For the material that follows, list every line containing the word "Parallel".

· · · · · · ·

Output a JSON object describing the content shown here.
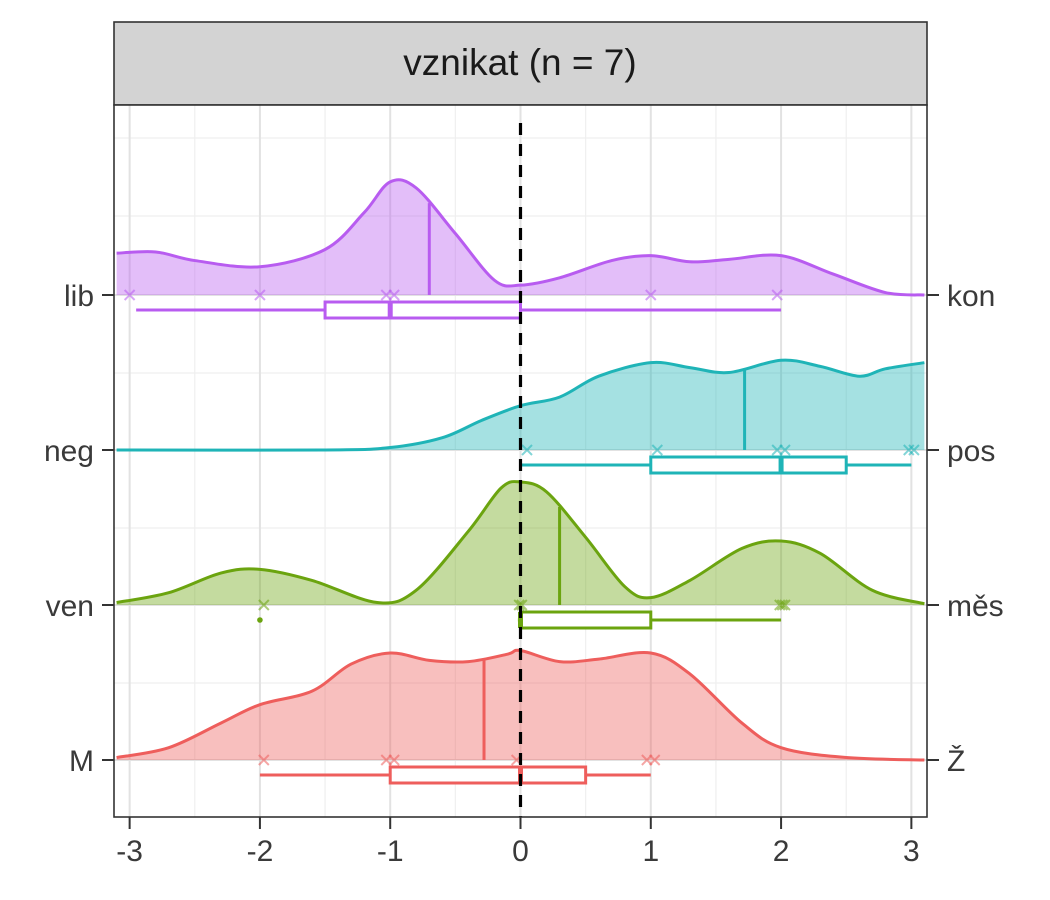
{
  "chart_data": {
    "type": "ridgeline",
    "title": "vznikat (n = 7)",
    "xlim": [
      -3.12,
      3.12
    ],
    "x_ticks": [
      -3,
      -2,
      -1,
      0,
      1,
      2,
      3
    ],
    "x_tick_labels": [
      "-3",
      "-2",
      "-1",
      "0",
      "1",
      "2",
      "3"
    ],
    "reference_line_x": 0,
    "grid": true,
    "rows": [
      {
        "left_label": "lib",
        "right_label": "kon",
        "color": "#B85CF0",
        "points": [
          -3,
          -2,
          -1.03,
          -0.97,
          1,
          1.97
        ],
        "median_line": -0.7,
        "box": {
          "min": -2.95,
          "q1": -1.5,
          "median": -1,
          "q3": 0,
          "max": 2
        },
        "outliers": [],
        "density": [
          [
            -3.1,
            0.34
          ],
          [
            -2.8,
            0.35
          ],
          [
            -2.5,
            0.28
          ],
          [
            -2.0,
            0.23
          ],
          [
            -1.5,
            0.37
          ],
          [
            -1.2,
            0.67
          ],
          [
            -1.0,
            0.92
          ],
          [
            -0.8,
            0.87
          ],
          [
            -0.5,
            0.5
          ],
          [
            -0.2,
            0.12
          ],
          [
            0.0,
            0.08
          ],
          [
            0.3,
            0.14
          ],
          [
            0.7,
            0.28
          ],
          [
            1.0,
            0.32
          ],
          [
            1.3,
            0.27
          ],
          [
            1.6,
            0.29
          ],
          [
            2.0,
            0.32
          ],
          [
            2.4,
            0.17
          ],
          [
            2.8,
            0.02
          ],
          [
            3.1,
            0.0
          ]
        ]
      },
      {
        "left_label": "neg",
        "right_label": "pos",
        "color": "#1FB4B7",
        "points": [
          0.05,
          1.05,
          1.97,
          2.03,
          2.98,
          3.02
        ],
        "median_line": 1.72,
        "box": {
          "min": 0,
          "q1": 1,
          "median": 2,
          "q3": 2.5,
          "max": 3
        },
        "outliers": [],
        "density": [
          [
            -3.1,
            0.0
          ],
          [
            -1.5,
            0.0
          ],
          [
            -1.0,
            0.02
          ],
          [
            -0.6,
            0.1
          ],
          [
            -0.3,
            0.24
          ],
          [
            0.0,
            0.36
          ],
          [
            0.3,
            0.43
          ],
          [
            0.6,
            0.6
          ],
          [
            1.0,
            0.71
          ],
          [
            1.3,
            0.67
          ],
          [
            1.6,
            0.63
          ],
          [
            2.0,
            0.73
          ],
          [
            2.3,
            0.68
          ],
          [
            2.6,
            0.6
          ],
          [
            2.8,
            0.66
          ],
          [
            3.1,
            0.71
          ]
        ]
      },
      {
        "left_label": "ven",
        "right_label": "měs",
        "color": "#6BA40F",
        "points": [
          -1.97,
          -0.01,
          0.01,
          1.99,
          2.01,
          2.03
        ],
        "median_line": 0.3,
        "box": {
          "min": -0.02,
          "q1": 0,
          "median": 0,
          "q3": 1,
          "max": 2
        },
        "outliers": [
          -2
        ],
        "density": [
          [
            -3.1,
            0.02
          ],
          [
            -2.7,
            0.1
          ],
          [
            -2.3,
            0.26
          ],
          [
            -2.0,
            0.29
          ],
          [
            -1.6,
            0.2
          ],
          [
            -1.1,
            0.02
          ],
          [
            -0.8,
            0.12
          ],
          [
            -0.4,
            0.6
          ],
          [
            -0.15,
            0.95
          ],
          [
            0.0,
            1.0
          ],
          [
            0.2,
            0.92
          ],
          [
            0.5,
            0.55
          ],
          [
            0.8,
            0.15
          ],
          [
            1.0,
            0.06
          ],
          [
            1.3,
            0.2
          ],
          [
            1.7,
            0.46
          ],
          [
            2.0,
            0.52
          ],
          [
            2.3,
            0.42
          ],
          [
            2.7,
            0.12
          ],
          [
            3.1,
            0.01
          ]
        ]
      },
      {
        "left_label": "M",
        "right_label": "Ž",
        "color": "#EE5E5C",
        "points": [
          -1.97,
          -1.03,
          -0.97,
          -0.03,
          0.97,
          1.03
        ],
        "median_line": -0.28,
        "box": {
          "min": -2,
          "q1": -1,
          "median": 0,
          "q3": 0.5,
          "max": 1
        },
        "outliers": [],
        "density": [
          [
            -3.1,
            0.02
          ],
          [
            -2.7,
            0.1
          ],
          [
            -2.3,
            0.3
          ],
          [
            -2.0,
            0.45
          ],
          [
            -1.6,
            0.56
          ],
          [
            -1.3,
            0.78
          ],
          [
            -1.0,
            0.87
          ],
          [
            -0.7,
            0.81
          ],
          [
            -0.4,
            0.8
          ],
          [
            -0.1,
            0.86
          ],
          [
            0.0,
            0.89
          ],
          [
            0.3,
            0.8
          ],
          [
            0.6,
            0.82
          ],
          [
            1.0,
            0.87
          ],
          [
            1.3,
            0.7
          ],
          [
            1.7,
            0.3
          ],
          [
            2.0,
            0.1
          ],
          [
            2.5,
            0.02
          ],
          [
            3.1,
            0.0
          ]
        ]
      }
    ]
  }
}
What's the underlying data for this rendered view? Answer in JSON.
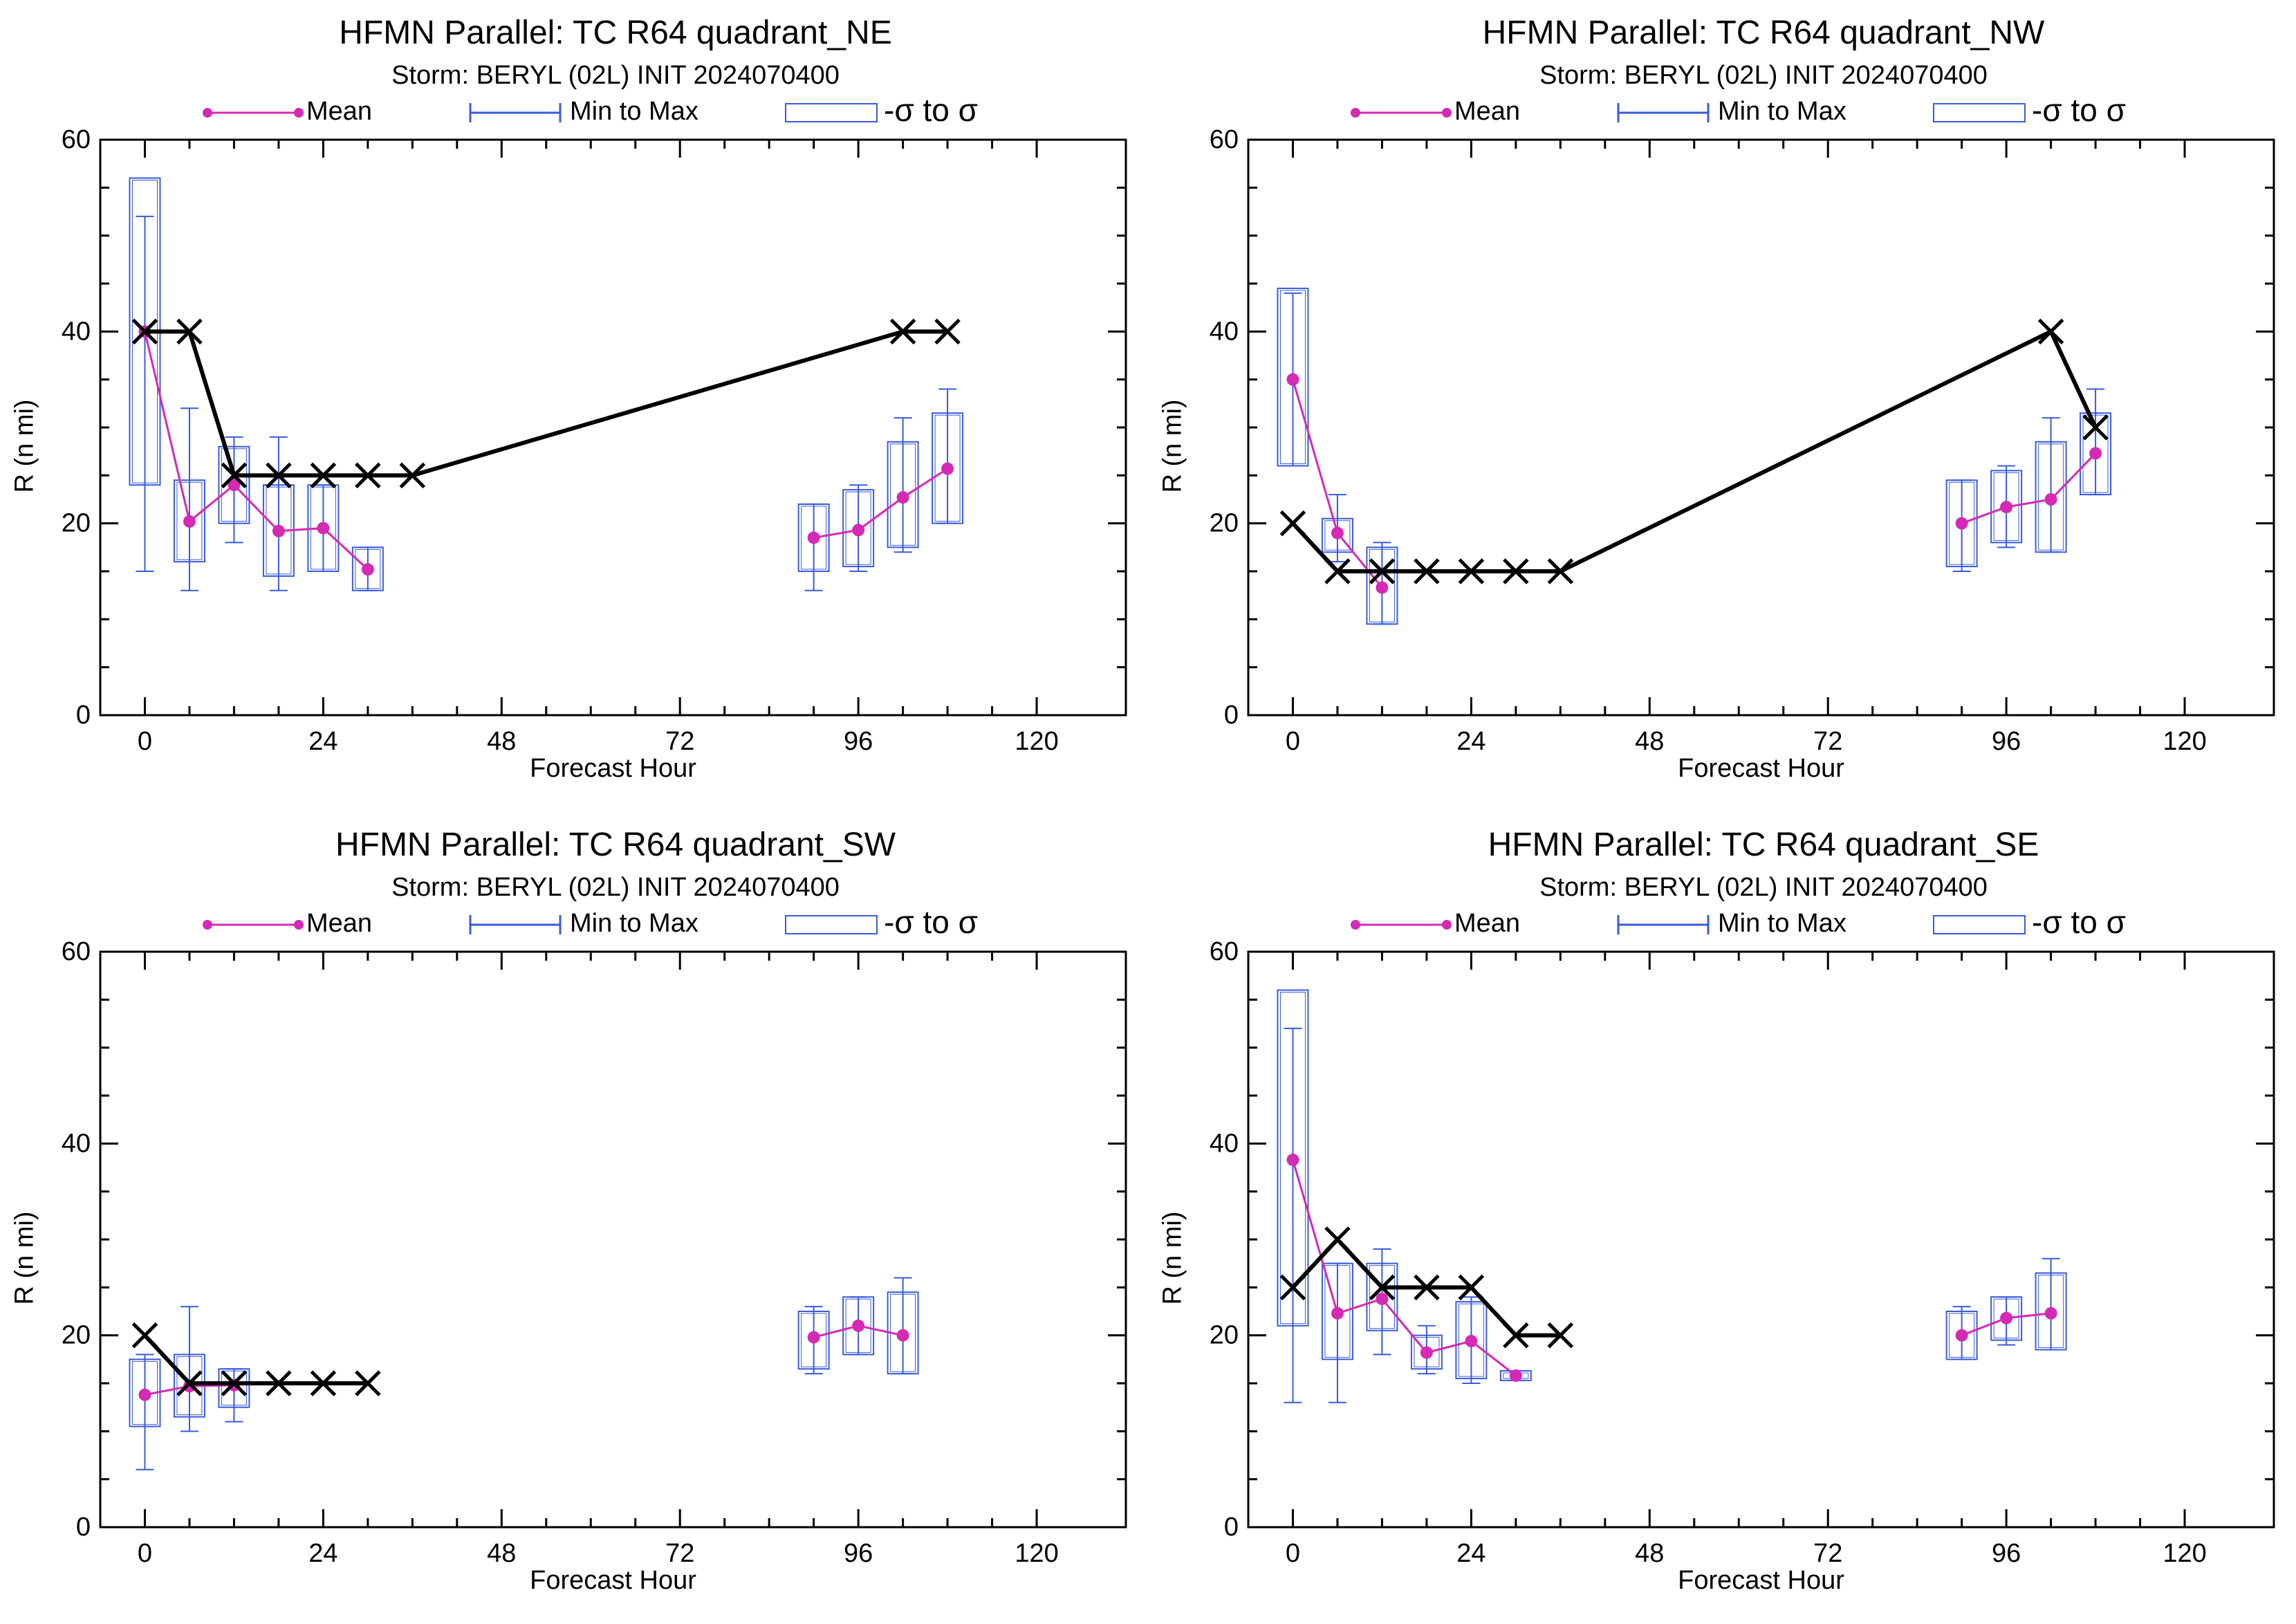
{
  "legend": {
    "mean": "Mean",
    "minmax": "Min to Max",
    "sigma": "-σ to σ"
  },
  "colors": {
    "mean": "#d42ab4",
    "box": "#3a5bd9",
    "best_track": "#000000",
    "axes": "#000000"
  },
  "chart_data": [
    {
      "type": "box",
      "title": "HFMN Parallel: TC  R64 quadrant_NE",
      "subtitle": "Storm: BERYL (02L) INIT 2024070400",
      "xlabel": "Forecast Hour",
      "ylabel": "R (n mi)",
      "xlim": [
        -6,
        132
      ],
      "ylim": [
        0,
        60
      ],
      "xticks": [
        0,
        24,
        48,
        72,
        96,
        120
      ],
      "yticks": [
        0,
        20,
        40,
        60
      ],
      "boxes": [
        {
          "x": 0,
          "mean": 40,
          "min": 15,
          "max": 52,
          "lo": 24,
          "hi": 56
        },
        {
          "x": 6,
          "mean": 20.2,
          "min": 13,
          "max": 32,
          "lo": 16,
          "hi": 24.5
        },
        {
          "x": 12,
          "mean": 24,
          "min": 18,
          "max": 29,
          "lo": 20,
          "hi": 28
        },
        {
          "x": 18,
          "mean": 19.2,
          "min": 13,
          "max": 29,
          "lo": 14.5,
          "hi": 24
        },
        {
          "x": 24,
          "mean": 19.5,
          "min": 15,
          "max": 24,
          "lo": 15,
          "hi": 24
        },
        {
          "x": 30,
          "mean": 15.2,
          "min": 13,
          "max": 17.5,
          "lo": 13,
          "hi": 17.5
        },
        {
          "x": 90,
          "mean": 18.5,
          "min": 13,
          "max": 22,
          "lo": 15,
          "hi": 22
        },
        {
          "x": 96,
          "mean": 19.3,
          "min": 15,
          "max": 24,
          "lo": 15.5,
          "hi": 23.5
        },
        {
          "x": 102,
          "mean": 22.7,
          "min": 17,
          "max": 31,
          "lo": 17.5,
          "hi": 28.5
        },
        {
          "x": 108,
          "mean": 25.7,
          "min": 20,
          "max": 34,
          "lo": 20,
          "hi": 31.5
        }
      ],
      "best_track": [
        [
          0,
          40
        ],
        [
          6,
          40
        ],
        [
          12,
          25
        ],
        [
          18,
          25
        ],
        [
          24,
          25
        ],
        [
          30,
          25
        ],
        [
          36,
          25
        ],
        [
          102,
          40
        ],
        [
          108,
          40
        ]
      ]
    },
    {
      "type": "box",
      "title": "HFMN Parallel: TC  R64 quadrant_NW",
      "subtitle": "Storm: BERYL (02L) INIT 2024070400",
      "xlabel": "Forecast Hour",
      "ylabel": "R (n mi)",
      "xlim": [
        -6,
        132
      ],
      "ylim": [
        0,
        60
      ],
      "xticks": [
        0,
        24,
        48,
        72,
        96,
        120
      ],
      "yticks": [
        0,
        20,
        40,
        60
      ],
      "boxes": [
        {
          "x": 0,
          "mean": 35,
          "min": 26,
          "max": 44,
          "lo": 26,
          "hi": 44.5
        },
        {
          "x": 6,
          "mean": 19,
          "min": 16,
          "max": 23,
          "lo": 17,
          "hi": 20.5
        },
        {
          "x": 12,
          "mean": 13.3,
          "min": 9.5,
          "max": 18,
          "lo": 9.5,
          "hi": 17.5
        },
        {
          "x": 90,
          "mean": 20,
          "min": 15,
          "max": 24.5,
          "lo": 15.5,
          "hi": 24.5
        },
        {
          "x": 96,
          "mean": 21.7,
          "min": 17.5,
          "max": 26,
          "lo": 18,
          "hi": 25.5
        },
        {
          "x": 102,
          "mean": 22.5,
          "min": 17,
          "max": 31,
          "lo": 17,
          "hi": 28.5
        },
        {
          "x": 108,
          "mean": 27.3,
          "min": 23,
          "max": 34,
          "lo": 23,
          "hi": 31.5
        }
      ],
      "best_track": [
        [
          0,
          20
        ],
        [
          6,
          15
        ],
        [
          12,
          15
        ],
        [
          18,
          15
        ],
        [
          24,
          15
        ],
        [
          30,
          15
        ],
        [
          36,
          15
        ],
        [
          102,
          40
        ],
        [
          108,
          30
        ]
      ]
    },
    {
      "type": "box",
      "title": "HFMN Parallel: TC  R64 quadrant_SW",
      "subtitle": "Storm: BERYL (02L) INIT 2024070400",
      "xlabel": "Forecast Hour",
      "ylabel": "R (n mi)",
      "xlim": [
        -6,
        132
      ],
      "ylim": [
        0,
        60
      ],
      "xticks": [
        0,
        24,
        48,
        72,
        96,
        120
      ],
      "yticks": [
        0,
        20,
        40,
        60
      ],
      "boxes": [
        {
          "x": 0,
          "mean": 13.8,
          "min": 6,
          "max": 18,
          "lo": 10.5,
          "hi": 17.5
        },
        {
          "x": 6,
          "mean": 14.7,
          "min": 10,
          "max": 23,
          "lo": 11.5,
          "hi": 18
        },
        {
          "x": 12,
          "mean": 14.8,
          "min": 11,
          "max": 16.5,
          "lo": 12.5,
          "hi": 16.5
        },
        {
          "x": 90,
          "mean": 19.8,
          "min": 16,
          "max": 23,
          "lo": 16.5,
          "hi": 22.5
        },
        {
          "x": 96,
          "mean": 21,
          "min": 18,
          "max": 24,
          "lo": 18,
          "hi": 24
        },
        {
          "x": 102,
          "mean": 20,
          "min": 16,
          "max": 26,
          "lo": 16,
          "hi": 24.5
        }
      ],
      "best_track": [
        [
          0,
          20
        ],
        [
          6,
          15
        ],
        [
          12,
          15
        ],
        [
          18,
          15
        ],
        [
          24,
          15
        ],
        [
          30,
          15
        ]
      ]
    },
    {
      "type": "box",
      "title": "HFMN Parallel: TC  R64 quadrant_SE",
      "subtitle": "Storm: BERYL (02L) INIT 2024070400",
      "xlabel": "Forecast Hour",
      "ylabel": "R (n mi)",
      "xlim": [
        -6,
        132
      ],
      "ylim": [
        0,
        60
      ],
      "xticks": [
        0,
        24,
        48,
        72,
        96,
        120
      ],
      "yticks": [
        0,
        20,
        40,
        60
      ],
      "boxes": [
        {
          "x": 0,
          "mean": 38.3,
          "min": 13,
          "max": 52,
          "lo": 21,
          "hi": 56
        },
        {
          "x": 6,
          "mean": 22.3,
          "min": 13,
          "max": 27.5,
          "lo": 17.5,
          "hi": 27.5
        },
        {
          "x": 12,
          "mean": 23.8,
          "min": 18,
          "max": 29,
          "lo": 20.5,
          "hi": 27.5
        },
        {
          "x": 18,
          "mean": 18.2,
          "min": 16,
          "max": 21,
          "lo": 16.5,
          "hi": 20
        },
        {
          "x": 24,
          "mean": 19.4,
          "min": 15,
          "max": 24,
          "lo": 15.5,
          "hi": 23.5
        },
        {
          "x": 30,
          "mean": 15.8,
          "min": 15.3,
          "max": 16.3,
          "lo": 15.3,
          "hi": 16.3
        },
        {
          "x": 90,
          "mean": 20,
          "min": 17.5,
          "max": 23,
          "lo": 17.5,
          "hi": 22.5
        },
        {
          "x": 96,
          "mean": 21.8,
          "min": 19,
          "max": 24,
          "lo": 19.5,
          "hi": 24
        },
        {
          "x": 102,
          "mean": 22.3,
          "min": 18.5,
          "max": 28,
          "lo": 18.5,
          "hi": 26.5
        }
      ],
      "best_track": [
        [
          0,
          25
        ],
        [
          6,
          30
        ],
        [
          12,
          25
        ],
        [
          18,
          25
        ],
        [
          24,
          25
        ],
        [
          30,
          20
        ],
        [
          36,
          20
        ]
      ]
    }
  ]
}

· · · · · · ·

FULL SOLUTION:
      "title": "HFMN Parallel: TC  R64 quadrant_NE",
      "title": "HFMN Parallel: TC  R64 quadrant_NW",
      "title": "HFMN Parallel: TC  R64 quadrant_SW",
      "title": "HFMN Parallel: TC  R64 quadrant_SE",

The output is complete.